GOAL
Tally the lines with the word "фонарей" and report the number alone.

LISTED RECORDS

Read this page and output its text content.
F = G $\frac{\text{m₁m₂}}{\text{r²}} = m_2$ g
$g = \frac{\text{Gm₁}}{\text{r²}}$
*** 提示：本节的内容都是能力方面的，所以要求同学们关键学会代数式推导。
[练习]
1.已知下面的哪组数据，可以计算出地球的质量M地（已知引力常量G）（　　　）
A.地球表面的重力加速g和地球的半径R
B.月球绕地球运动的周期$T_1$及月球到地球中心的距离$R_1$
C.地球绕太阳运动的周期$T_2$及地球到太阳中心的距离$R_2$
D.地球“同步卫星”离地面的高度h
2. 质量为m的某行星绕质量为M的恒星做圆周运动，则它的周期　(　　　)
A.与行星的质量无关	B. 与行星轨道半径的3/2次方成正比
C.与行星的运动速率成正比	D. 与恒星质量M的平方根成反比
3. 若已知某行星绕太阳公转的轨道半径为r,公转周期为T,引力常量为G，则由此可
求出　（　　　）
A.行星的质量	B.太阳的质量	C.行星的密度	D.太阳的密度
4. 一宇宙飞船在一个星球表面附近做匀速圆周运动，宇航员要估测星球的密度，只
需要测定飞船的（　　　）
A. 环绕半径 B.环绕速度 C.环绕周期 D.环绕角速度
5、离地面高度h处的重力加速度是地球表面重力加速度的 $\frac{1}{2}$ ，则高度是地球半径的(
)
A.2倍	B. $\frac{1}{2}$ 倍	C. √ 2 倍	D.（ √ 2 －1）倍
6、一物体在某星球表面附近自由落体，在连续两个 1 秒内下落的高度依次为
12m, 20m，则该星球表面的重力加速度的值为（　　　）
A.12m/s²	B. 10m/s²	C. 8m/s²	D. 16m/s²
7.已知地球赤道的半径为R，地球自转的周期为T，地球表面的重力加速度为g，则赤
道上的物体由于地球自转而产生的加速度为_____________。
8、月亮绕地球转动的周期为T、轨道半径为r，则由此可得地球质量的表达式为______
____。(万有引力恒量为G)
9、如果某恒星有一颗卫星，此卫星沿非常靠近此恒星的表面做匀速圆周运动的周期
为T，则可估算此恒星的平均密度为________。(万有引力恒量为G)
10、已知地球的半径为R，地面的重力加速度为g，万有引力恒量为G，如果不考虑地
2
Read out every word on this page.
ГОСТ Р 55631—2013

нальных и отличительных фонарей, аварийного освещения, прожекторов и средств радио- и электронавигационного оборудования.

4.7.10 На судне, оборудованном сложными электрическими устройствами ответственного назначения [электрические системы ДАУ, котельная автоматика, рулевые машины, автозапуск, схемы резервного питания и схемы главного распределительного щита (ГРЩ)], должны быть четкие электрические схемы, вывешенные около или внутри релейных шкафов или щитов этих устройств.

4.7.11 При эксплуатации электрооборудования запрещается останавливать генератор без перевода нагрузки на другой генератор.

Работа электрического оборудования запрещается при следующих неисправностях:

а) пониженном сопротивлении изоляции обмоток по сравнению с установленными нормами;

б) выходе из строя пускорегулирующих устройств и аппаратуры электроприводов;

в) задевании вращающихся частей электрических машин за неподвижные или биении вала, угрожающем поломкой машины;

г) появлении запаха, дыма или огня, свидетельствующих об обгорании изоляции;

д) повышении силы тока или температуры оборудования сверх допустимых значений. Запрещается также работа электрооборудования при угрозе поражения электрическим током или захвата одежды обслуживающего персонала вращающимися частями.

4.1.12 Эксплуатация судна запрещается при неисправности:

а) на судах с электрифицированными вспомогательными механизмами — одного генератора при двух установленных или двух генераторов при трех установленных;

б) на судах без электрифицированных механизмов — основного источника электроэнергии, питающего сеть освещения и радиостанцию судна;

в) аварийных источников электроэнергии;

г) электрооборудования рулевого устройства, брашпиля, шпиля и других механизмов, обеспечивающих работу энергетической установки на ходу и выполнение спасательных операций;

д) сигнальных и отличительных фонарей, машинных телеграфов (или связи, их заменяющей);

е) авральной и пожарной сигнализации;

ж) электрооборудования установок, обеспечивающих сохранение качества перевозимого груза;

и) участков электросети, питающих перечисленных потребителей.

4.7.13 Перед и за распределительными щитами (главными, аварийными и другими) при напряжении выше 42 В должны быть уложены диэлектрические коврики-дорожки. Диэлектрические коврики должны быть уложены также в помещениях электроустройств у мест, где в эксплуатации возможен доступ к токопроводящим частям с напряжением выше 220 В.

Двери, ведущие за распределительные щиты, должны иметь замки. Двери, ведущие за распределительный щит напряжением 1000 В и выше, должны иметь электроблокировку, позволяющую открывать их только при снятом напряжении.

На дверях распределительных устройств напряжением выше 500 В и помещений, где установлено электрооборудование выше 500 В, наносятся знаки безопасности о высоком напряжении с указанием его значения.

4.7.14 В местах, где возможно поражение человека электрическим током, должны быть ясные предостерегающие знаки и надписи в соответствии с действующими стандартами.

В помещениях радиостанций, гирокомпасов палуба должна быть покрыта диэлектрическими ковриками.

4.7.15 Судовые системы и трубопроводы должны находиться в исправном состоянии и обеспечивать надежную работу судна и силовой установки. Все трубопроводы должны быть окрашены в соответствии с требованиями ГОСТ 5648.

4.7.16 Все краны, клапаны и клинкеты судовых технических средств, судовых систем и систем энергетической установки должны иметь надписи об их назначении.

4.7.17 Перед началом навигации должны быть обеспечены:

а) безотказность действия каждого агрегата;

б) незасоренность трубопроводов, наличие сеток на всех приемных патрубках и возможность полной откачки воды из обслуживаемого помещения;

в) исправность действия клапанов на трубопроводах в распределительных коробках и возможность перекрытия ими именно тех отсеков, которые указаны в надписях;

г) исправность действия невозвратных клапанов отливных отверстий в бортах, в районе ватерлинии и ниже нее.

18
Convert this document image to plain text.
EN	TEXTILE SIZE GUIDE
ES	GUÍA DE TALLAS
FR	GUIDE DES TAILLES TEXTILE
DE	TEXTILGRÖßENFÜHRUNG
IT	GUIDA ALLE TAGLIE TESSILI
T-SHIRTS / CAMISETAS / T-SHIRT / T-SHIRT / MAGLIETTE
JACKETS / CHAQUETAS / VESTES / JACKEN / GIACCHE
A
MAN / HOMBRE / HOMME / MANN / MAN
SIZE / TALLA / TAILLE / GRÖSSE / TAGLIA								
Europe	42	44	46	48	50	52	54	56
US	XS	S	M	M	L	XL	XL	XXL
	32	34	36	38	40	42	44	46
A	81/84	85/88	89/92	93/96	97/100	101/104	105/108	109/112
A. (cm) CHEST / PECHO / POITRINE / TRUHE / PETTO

REPLY
2